What the exercise asks ::
In how many lines of the data does the word "JSON" appear? Give the number by itself.

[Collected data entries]
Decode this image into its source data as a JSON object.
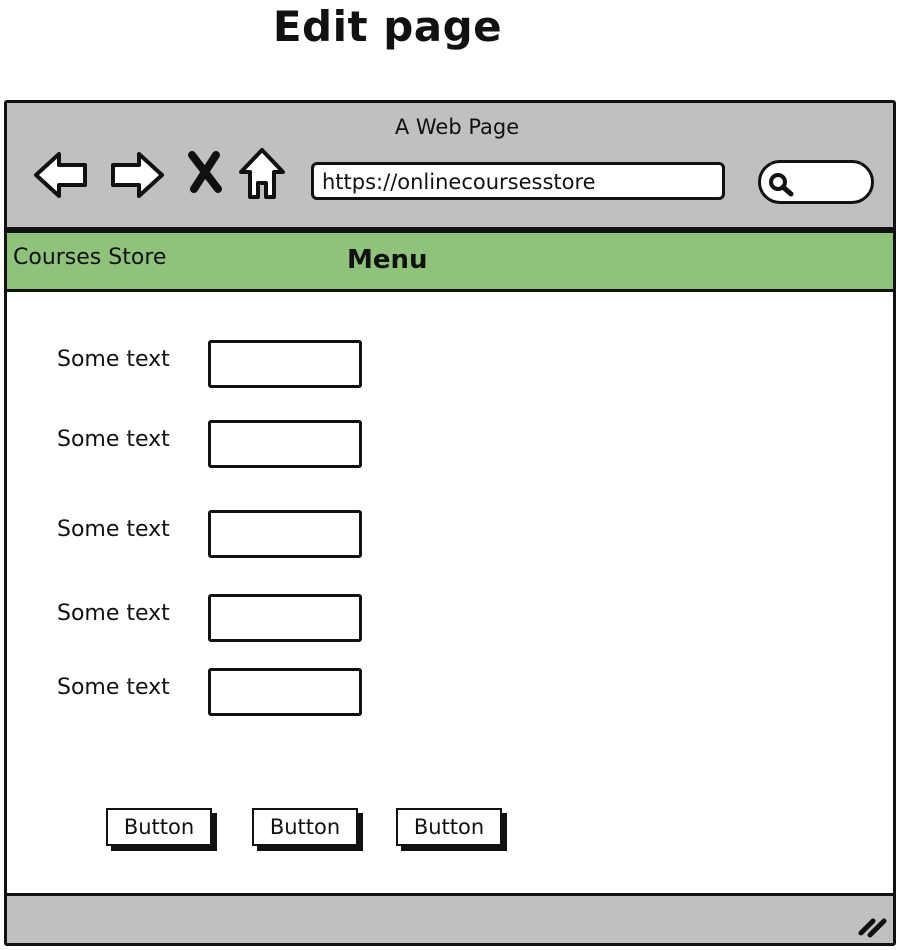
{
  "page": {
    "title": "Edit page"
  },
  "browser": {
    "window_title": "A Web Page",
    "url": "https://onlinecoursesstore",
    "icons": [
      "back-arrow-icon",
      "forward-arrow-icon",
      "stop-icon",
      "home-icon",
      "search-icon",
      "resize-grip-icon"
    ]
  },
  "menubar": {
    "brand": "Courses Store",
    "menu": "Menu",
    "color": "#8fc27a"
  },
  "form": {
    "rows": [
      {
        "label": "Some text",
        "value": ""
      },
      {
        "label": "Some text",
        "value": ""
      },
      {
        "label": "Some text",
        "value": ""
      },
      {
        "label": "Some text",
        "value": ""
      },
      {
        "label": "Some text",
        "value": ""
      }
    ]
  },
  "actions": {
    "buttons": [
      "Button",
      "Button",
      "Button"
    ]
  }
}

==

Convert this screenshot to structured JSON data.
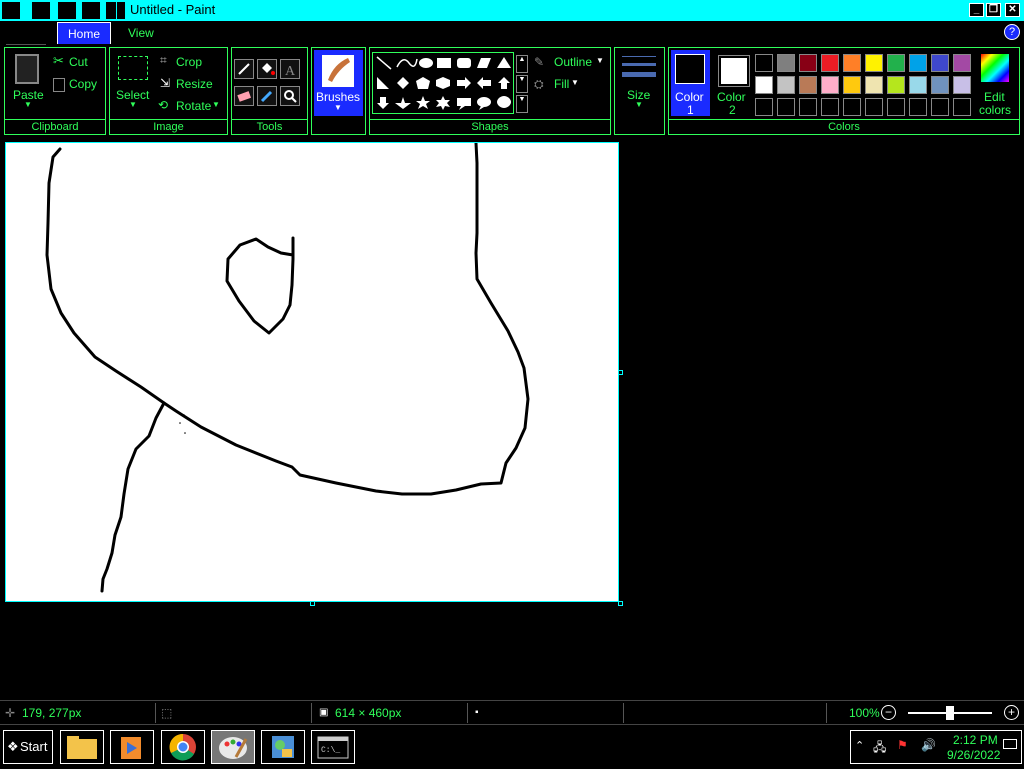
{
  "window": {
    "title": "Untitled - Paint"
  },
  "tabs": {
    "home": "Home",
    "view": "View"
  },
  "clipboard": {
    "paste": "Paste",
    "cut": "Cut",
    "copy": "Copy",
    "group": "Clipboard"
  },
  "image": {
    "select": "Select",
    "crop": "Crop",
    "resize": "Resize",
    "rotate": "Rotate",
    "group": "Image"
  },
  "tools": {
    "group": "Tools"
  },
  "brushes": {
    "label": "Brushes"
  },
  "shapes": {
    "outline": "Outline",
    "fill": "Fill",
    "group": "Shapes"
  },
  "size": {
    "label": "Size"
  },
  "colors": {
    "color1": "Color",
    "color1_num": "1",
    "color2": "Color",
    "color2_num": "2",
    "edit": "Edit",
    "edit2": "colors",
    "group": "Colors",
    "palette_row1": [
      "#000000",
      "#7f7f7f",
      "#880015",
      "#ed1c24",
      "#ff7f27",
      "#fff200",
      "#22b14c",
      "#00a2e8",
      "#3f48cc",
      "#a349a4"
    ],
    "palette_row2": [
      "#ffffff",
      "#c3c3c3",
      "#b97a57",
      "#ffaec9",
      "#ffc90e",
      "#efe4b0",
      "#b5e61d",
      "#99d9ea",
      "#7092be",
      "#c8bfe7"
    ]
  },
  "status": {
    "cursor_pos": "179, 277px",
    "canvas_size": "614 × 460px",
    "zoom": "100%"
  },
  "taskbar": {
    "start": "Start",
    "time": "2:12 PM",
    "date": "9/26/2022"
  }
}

The output ::
2